## STATED PROBLEM
Write out each entry again. Keep every word exactly as it is.
[Start THE RECORDS]
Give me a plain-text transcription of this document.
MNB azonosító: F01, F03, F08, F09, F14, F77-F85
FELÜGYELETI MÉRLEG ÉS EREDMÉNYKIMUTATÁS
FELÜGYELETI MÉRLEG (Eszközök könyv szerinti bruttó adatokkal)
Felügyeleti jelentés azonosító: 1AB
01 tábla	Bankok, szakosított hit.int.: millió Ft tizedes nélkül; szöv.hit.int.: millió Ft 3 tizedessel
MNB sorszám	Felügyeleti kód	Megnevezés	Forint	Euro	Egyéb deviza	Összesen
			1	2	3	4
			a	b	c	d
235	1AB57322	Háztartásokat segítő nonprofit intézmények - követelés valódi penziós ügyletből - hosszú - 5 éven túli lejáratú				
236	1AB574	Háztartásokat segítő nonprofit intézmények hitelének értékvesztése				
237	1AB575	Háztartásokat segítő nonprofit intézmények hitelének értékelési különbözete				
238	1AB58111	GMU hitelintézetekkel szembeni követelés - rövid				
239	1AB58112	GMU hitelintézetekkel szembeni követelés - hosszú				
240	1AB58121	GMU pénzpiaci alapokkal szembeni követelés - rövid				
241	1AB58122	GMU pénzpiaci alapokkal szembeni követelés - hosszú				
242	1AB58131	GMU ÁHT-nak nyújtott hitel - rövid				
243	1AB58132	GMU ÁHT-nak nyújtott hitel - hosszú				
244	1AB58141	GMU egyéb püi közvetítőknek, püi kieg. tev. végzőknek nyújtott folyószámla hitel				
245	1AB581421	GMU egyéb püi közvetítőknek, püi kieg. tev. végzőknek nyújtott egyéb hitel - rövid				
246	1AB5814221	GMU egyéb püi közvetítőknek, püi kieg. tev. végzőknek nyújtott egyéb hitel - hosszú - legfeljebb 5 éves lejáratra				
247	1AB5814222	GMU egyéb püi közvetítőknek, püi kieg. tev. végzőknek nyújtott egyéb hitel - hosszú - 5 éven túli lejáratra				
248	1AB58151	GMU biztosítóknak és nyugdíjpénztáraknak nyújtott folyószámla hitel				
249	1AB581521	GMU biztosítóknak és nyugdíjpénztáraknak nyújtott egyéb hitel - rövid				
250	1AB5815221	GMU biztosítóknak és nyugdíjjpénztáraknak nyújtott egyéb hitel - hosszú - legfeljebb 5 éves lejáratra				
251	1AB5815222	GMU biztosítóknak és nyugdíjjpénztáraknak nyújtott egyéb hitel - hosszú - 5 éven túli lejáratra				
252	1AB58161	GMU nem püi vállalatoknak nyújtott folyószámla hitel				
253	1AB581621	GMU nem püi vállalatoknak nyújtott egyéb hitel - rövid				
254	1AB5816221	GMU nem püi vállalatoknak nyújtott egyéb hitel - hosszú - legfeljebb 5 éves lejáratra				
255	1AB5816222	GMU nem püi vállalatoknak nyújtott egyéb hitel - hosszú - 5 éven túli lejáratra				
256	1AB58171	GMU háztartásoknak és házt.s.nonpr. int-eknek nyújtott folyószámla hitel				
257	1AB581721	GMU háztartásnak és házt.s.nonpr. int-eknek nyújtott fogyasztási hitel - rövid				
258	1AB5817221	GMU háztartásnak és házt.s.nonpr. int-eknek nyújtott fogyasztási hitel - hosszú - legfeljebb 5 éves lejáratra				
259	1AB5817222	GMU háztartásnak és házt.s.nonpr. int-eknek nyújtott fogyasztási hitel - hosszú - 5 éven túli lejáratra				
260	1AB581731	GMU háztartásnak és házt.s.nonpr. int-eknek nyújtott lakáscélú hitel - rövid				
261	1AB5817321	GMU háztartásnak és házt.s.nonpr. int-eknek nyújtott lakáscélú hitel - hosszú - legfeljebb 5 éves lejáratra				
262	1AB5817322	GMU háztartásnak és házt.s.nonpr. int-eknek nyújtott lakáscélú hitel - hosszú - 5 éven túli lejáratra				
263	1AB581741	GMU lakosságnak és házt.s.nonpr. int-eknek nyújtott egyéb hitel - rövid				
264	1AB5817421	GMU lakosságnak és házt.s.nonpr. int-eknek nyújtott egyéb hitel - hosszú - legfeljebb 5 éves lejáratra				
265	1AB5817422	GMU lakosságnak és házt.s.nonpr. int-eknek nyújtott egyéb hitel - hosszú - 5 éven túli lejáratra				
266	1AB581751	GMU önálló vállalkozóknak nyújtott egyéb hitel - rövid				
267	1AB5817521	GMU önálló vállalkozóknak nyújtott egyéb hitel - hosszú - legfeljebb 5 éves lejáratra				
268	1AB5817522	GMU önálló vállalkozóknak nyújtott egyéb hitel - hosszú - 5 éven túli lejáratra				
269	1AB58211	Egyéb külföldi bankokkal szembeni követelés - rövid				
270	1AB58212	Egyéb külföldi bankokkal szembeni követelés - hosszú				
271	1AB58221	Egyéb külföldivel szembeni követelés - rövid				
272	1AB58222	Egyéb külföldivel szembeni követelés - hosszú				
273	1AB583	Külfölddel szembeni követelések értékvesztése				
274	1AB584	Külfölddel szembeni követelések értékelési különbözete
[End THE RECORDS]
## CORRECT ANSWER
Give me a plain-text transcription of this document.
MNB azonosító: F01, F03, F08, F09, F14, F77-F85
FELÜGYELETI MÉRLEG ÉS EREDMÉNYKIMUTATÁS
FELÜGYELETI MÉRLEG (Eszközök könyv szerinti bruttó adatokkal)
Felügyeleti jelentés azonosító: 1AB
01 tábla	Bankok, szakosított hit.int.: millió Ft tizedes nélkül; szöv.hit.int.: millió Ft 3 tizedessel
MNB sorszám	Felügyeleti kód	Megnevezés	Forint	Euro	Egyéb deviza	Összesen
			1	2	3	4
			a	b	c	d
235	1AB57322	Háztartásokat segítő nonprofit intézmények - követelés valódi penziós ügyletből - hosszú - 5 éven túli lejáratú				
236	1AB574	Háztartásokat segítő nonprofit intézmények hitelének értékvesztése				
237	1AB575	Háztartásokat segítő nonprofit intézmények hitelének értékelési különbözete				
238	1AB58111	GMU hitelintézetekkel szembeni követelés - rövid				
239	1AB58112	GMU hitelintézetekkel szembeni követelés - hosszú				
240	1AB58121	GMU pénzpiaci alapokkal szembeni követelés - rövid				
241	1AB58122	GMU pénzpiaci alapokkal szembeni követelés - hosszú				
242	1AB58131	GMU ÁHT-nak nyújtott hitel - rövid				
243	1AB58132	GMU ÁHT-nak nyújtott hitel - hosszú				
244	1AB58141	GMU egyéb püi közvetítőknek, püi kieg. tev. végzőknek nyújtott folyószámla hitel				
245	1AB581421	GMU egyéb püi közvetítőknek, püi kieg. tev. végzőknek nyújtott egyéb hitel - rövid				
246	1AB5814221	GMU egyéb püi közvetítőknek, püi kieg. tev. végzőknek nyújtott egyéb hitel - hosszú - legfeljebb 5 éves lejáratra				
247	1AB5814222	GMU egyéb püi közvetítőknek, püi kieg. tev. végzőknek nyújtott egyéb hitel - hosszú - 5 éven túli lejáratra				
248	1AB58151	GMU biztosítóknak és nyugdíjpénztáraknak nyújtott folyószámla hitel				
249	1AB581521	GMU biztosítóknak és nyugdíjpénztáraknak nyújtott egyéb hitel - rövid				
250	1AB5815221	GMU biztosítóknak és nyugdíjjpénztáraknak nyújtott egyéb hitel - hosszú - legfeljebb 5 éves lejáratra				
251	1AB5815222	GMU biztosítóknak és nyugdíjjpénztáraknak nyújtott egyéb hitel - hosszú - 5 éven túli lejáratra				
252	1AB58161	GMU nem püi vállalatoknak nyújtott folyószámla hitel				
253	1AB581621	GMU nem püi vállalatoknak nyújtott egyéb hitel - rövid				
254	1AB5816221	GMU nem püi vállalatoknak nyújtott egyéb hitel - hosszú - legfeljebb 5 éves lejáratra				
255	1AB5816222	GMU nem püi vállalatoknak nyújtott egyéb hitel - hosszú - 5 éven túli lejáratra				
256	1AB58171	GMU háztartásoknak és házt.s.nonpr. int-eknek nyújtott folyószámla hitel				
257	1AB581721	GMU háztartásnak és házt.s.nonpr. int-eknek nyújtott fogyasztási hitel - rövid				
258	1AB5817221	GMU háztartásnak és házt.s.nonpr. int-eknek nyújtott fogyasztási hitel - hosszú - legfeljebb 5 éves lejáratra				
259	1AB5817222	GMU háztartásnak és házt.s.nonpr. int-eknek nyújtott fogyasztási hitel - hosszú - 5 éven túli lejáratra				
260	1AB581731	GMU háztartásnak és házt.s.nonpr. int-eknek nyújtott lakáscélú hitel - rövid				
261	1AB5817321	GMU háztartásnak és házt.s.nonpr. int-eknek nyújtott lakáscélú hitel - hosszú - legfeljebb 5 éves lejáratra				
262	1AB5817322	GMU háztartásnak és házt.s.nonpr. int-eknek nyújtott lakáscélú hitel - hosszú - 5 éven túli lejáratra				
263	1AB581741	GMU lakosságnak és házt.s.nonpr. int-eknek nyújtott egyéb hitel - rövid				
264	1AB5817421	GMU lakosságnak és házt.s.nonpr. int-eknek nyújtott egyéb hitel - hosszú - legfeljebb 5 éves lejáratra				
265	1AB5817422	GMU lakosságnak és házt.s.nonpr. int-eknek nyújtott egyéb hitel - hosszú - 5 éven túli lejáratra				
266	1AB581751	GMU önálló vállalkozóknak nyújtott egyéb hitel - rövid				
267	1AB5817521	GMU önálló vállalkozóknak nyújtott egyéb hitel - hosszú - legfeljebb 5 éves lejáratra				
268	1AB5817522	GMU önálló vállalkozóknak nyújtott egyéb hitel - hosszú - 5 éven túli lejáratra				
269	1AB58211	Egyéb külföldi bankokkal szembeni követelés - rövid				
270	1AB58212	Egyéb külföldi bankokkal szembeni követelés - hosszú				
271	1AB58221	Egyéb külföldivel szembeni követelés - rövid				
272	1AB58222	Egyéb külföldivel szembeni követelés - hosszú				
273	1AB583	Külfölddel szembeni követelések értékvesztése				
274	1AB584	Külfölddel szembeni követelések értékelési különbözete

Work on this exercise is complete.